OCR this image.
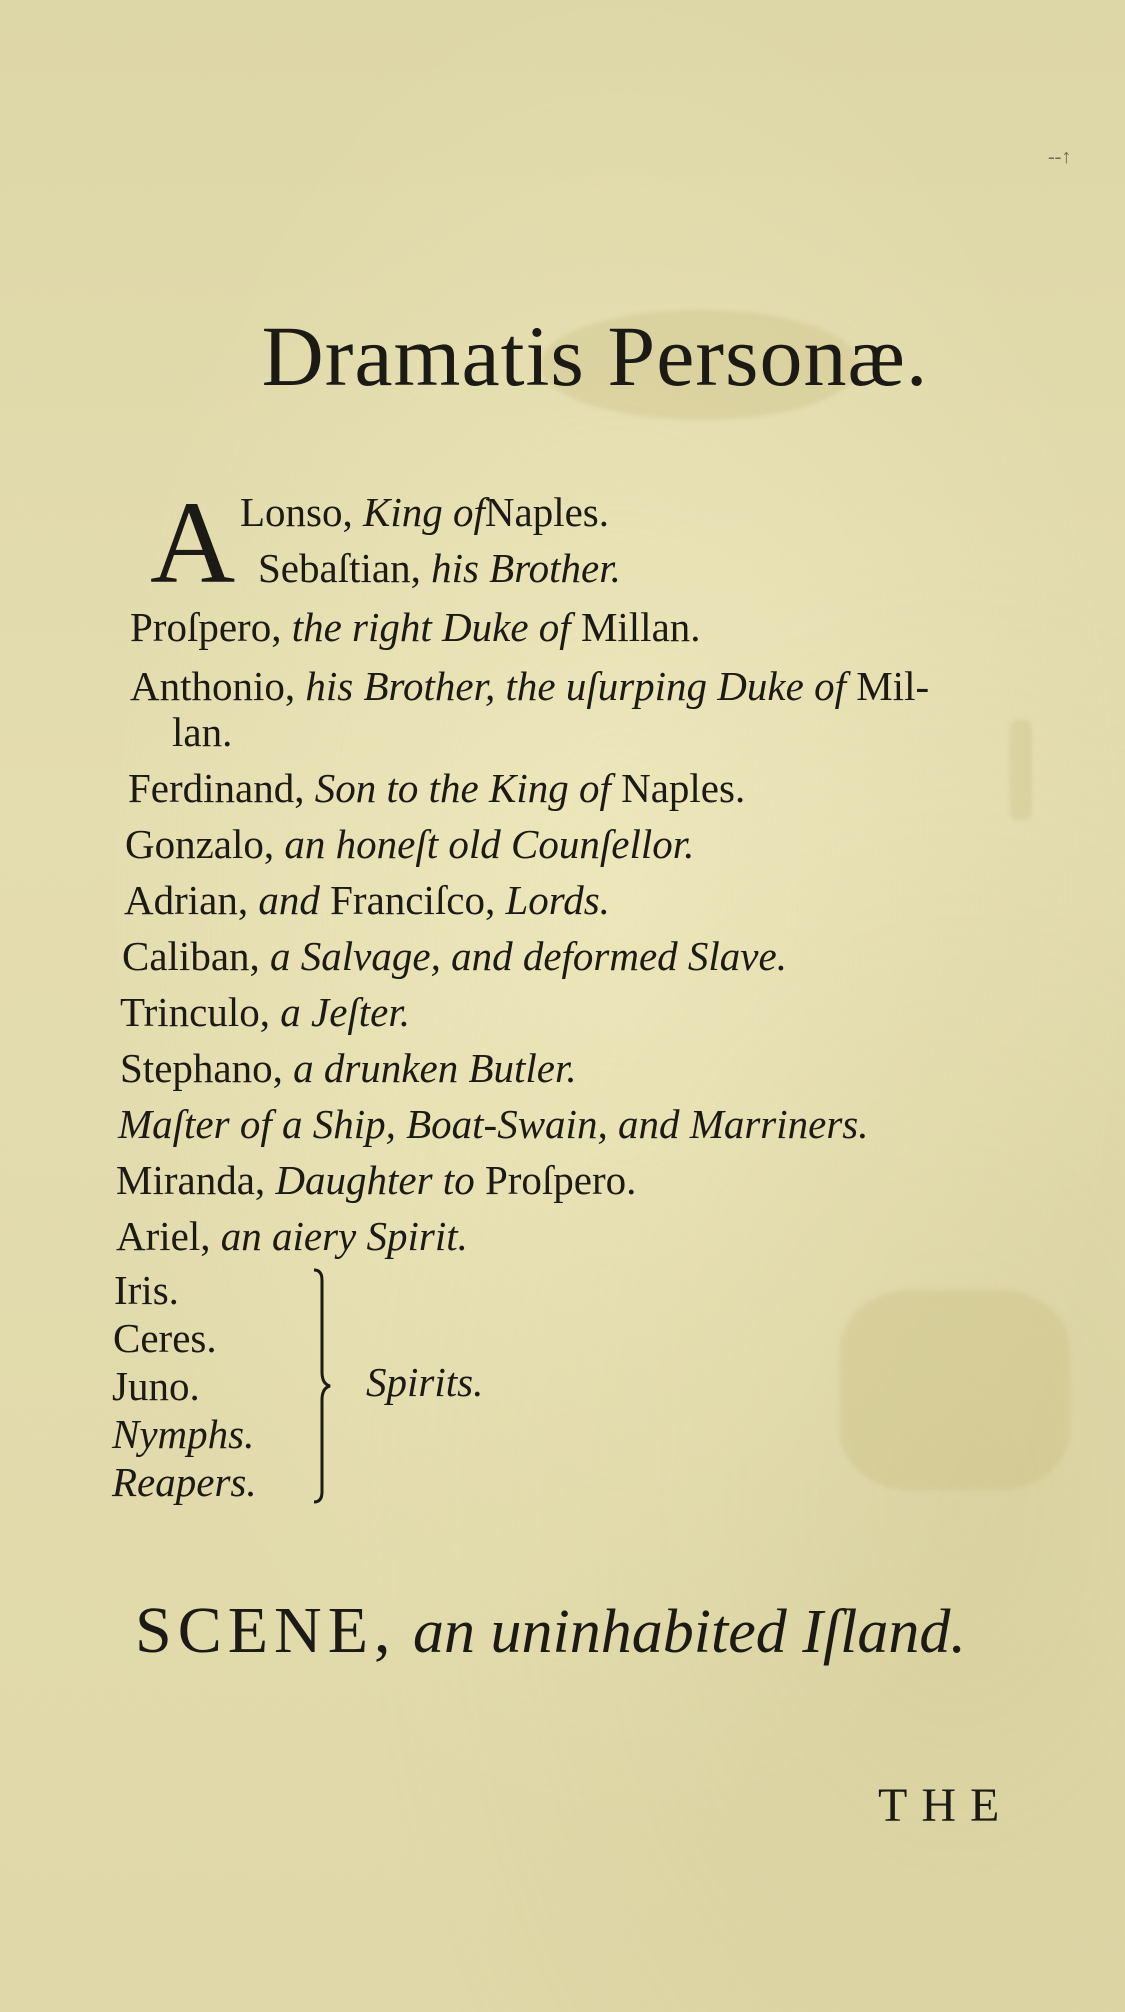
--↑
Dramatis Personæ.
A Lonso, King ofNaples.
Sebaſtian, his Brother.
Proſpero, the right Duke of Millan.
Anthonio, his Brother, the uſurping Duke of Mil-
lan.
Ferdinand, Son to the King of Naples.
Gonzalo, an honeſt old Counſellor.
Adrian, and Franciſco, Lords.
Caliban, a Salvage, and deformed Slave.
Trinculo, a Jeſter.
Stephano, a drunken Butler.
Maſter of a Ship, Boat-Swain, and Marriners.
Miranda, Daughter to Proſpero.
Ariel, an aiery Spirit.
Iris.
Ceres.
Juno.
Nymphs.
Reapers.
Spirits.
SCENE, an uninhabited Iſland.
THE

▬▬▬▬▬▬▬▬▬▬

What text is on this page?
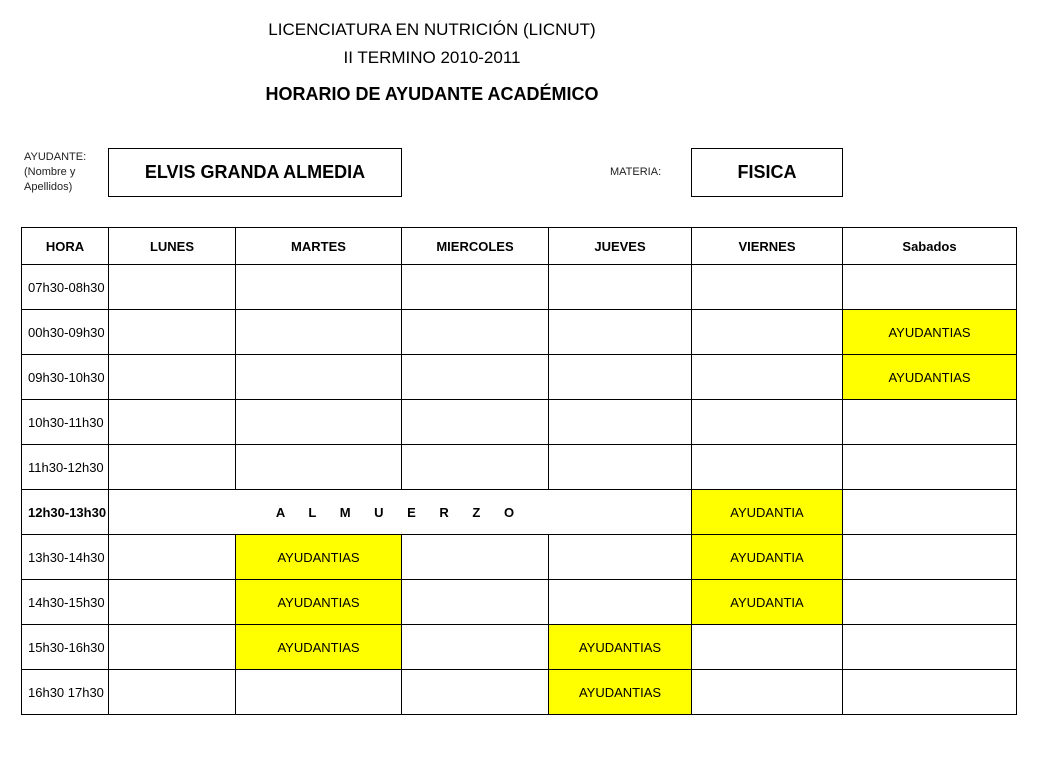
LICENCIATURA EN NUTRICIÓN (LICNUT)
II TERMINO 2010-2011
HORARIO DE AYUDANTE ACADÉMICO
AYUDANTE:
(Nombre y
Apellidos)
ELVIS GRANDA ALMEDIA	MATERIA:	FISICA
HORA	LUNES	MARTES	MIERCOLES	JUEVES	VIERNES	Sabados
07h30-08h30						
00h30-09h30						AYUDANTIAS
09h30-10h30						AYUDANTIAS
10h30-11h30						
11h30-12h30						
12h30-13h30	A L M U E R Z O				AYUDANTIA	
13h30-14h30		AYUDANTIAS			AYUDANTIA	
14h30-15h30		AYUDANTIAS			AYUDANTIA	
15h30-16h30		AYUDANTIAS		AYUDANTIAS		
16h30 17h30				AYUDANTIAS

▬▬▬▬▬▬▬▬▬▬

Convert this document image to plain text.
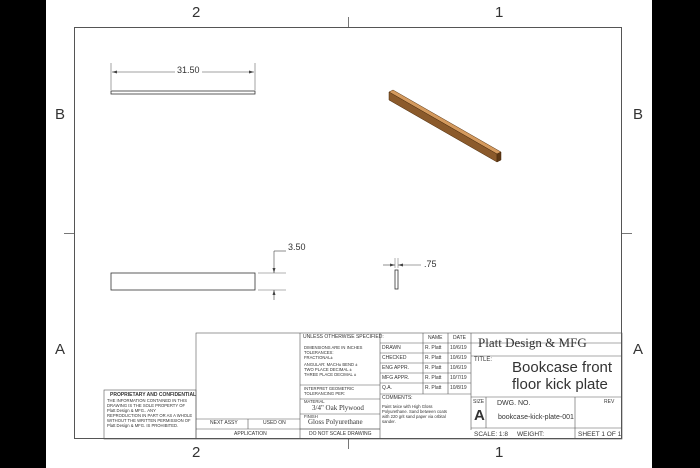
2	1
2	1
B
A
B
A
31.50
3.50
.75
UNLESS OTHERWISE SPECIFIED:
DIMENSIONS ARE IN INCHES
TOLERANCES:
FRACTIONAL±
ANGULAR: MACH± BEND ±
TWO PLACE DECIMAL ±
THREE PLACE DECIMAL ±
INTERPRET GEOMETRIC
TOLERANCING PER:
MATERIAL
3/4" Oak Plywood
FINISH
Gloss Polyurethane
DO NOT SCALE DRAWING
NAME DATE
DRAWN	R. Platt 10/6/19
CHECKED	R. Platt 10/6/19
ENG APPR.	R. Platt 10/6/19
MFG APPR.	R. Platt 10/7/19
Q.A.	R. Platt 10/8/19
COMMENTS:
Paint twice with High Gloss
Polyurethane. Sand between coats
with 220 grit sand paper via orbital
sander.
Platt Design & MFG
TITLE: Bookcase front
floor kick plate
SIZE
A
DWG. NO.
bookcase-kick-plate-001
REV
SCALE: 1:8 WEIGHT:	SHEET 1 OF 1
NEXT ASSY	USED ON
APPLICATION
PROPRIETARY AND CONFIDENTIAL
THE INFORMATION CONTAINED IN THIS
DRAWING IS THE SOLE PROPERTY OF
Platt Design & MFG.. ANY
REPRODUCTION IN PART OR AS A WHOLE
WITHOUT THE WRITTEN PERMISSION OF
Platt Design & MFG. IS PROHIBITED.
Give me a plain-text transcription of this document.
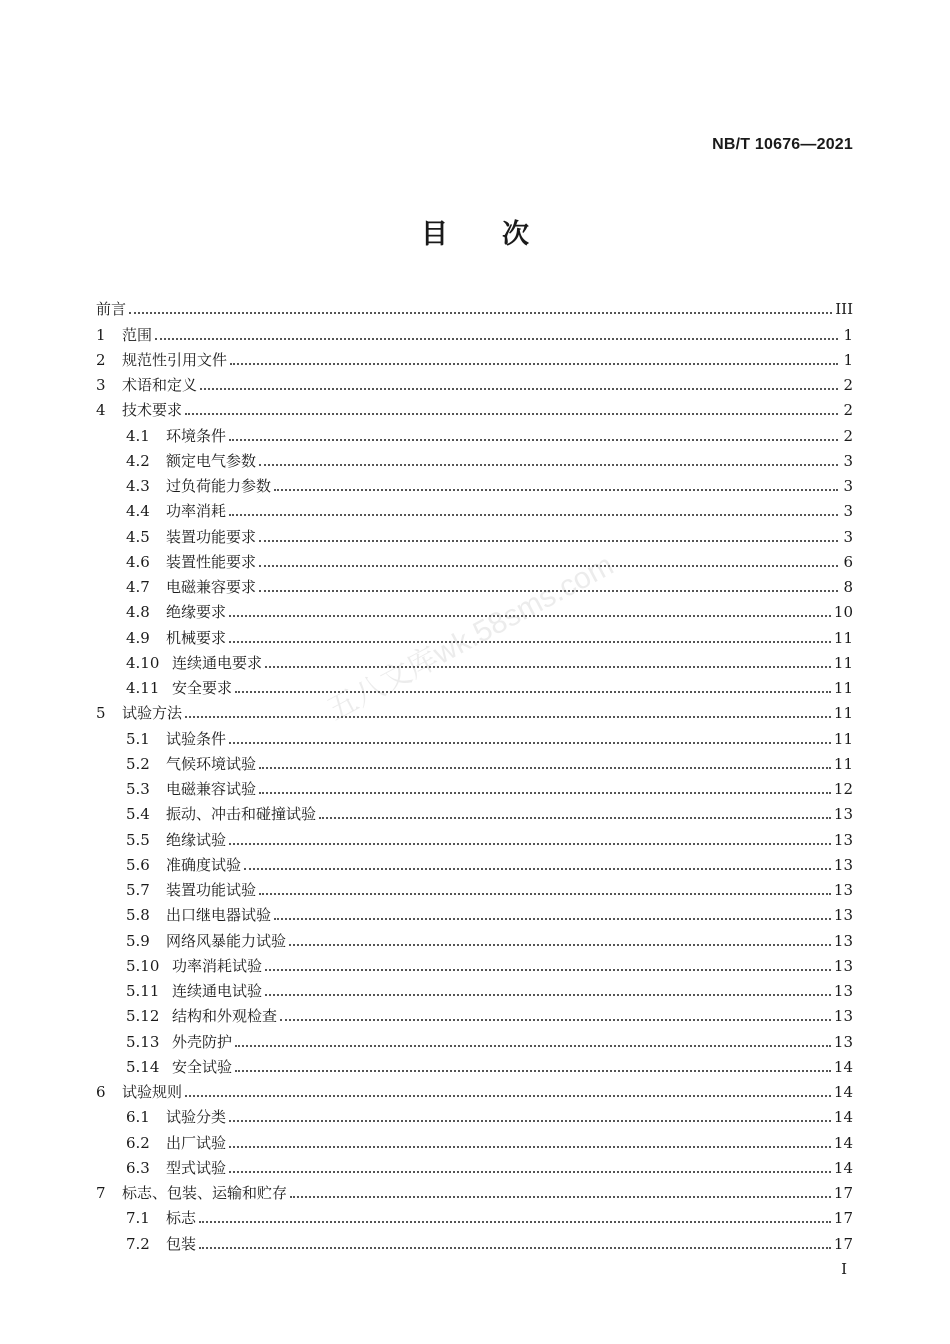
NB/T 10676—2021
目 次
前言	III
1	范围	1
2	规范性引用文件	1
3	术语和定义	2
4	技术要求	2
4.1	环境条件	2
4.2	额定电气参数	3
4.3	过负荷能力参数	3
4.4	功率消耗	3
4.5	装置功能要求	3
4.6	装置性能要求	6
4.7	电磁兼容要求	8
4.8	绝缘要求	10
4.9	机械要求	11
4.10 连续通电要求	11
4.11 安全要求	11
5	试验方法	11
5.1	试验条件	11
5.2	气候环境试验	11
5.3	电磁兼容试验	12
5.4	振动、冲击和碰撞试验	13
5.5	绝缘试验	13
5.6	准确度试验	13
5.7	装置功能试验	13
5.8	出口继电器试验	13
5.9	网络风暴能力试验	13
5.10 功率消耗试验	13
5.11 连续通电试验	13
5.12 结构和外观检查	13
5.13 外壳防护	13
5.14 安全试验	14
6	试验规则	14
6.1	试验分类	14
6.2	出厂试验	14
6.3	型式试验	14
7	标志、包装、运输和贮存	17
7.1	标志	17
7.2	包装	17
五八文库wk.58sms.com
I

▬▬▬▬▬▬▬▬▬▬

REQUIREMENT:
Find each line with the string "kick" and copy it out.

FINISHED ANSWER:
floor kick plate
bookcase-kick-plate-001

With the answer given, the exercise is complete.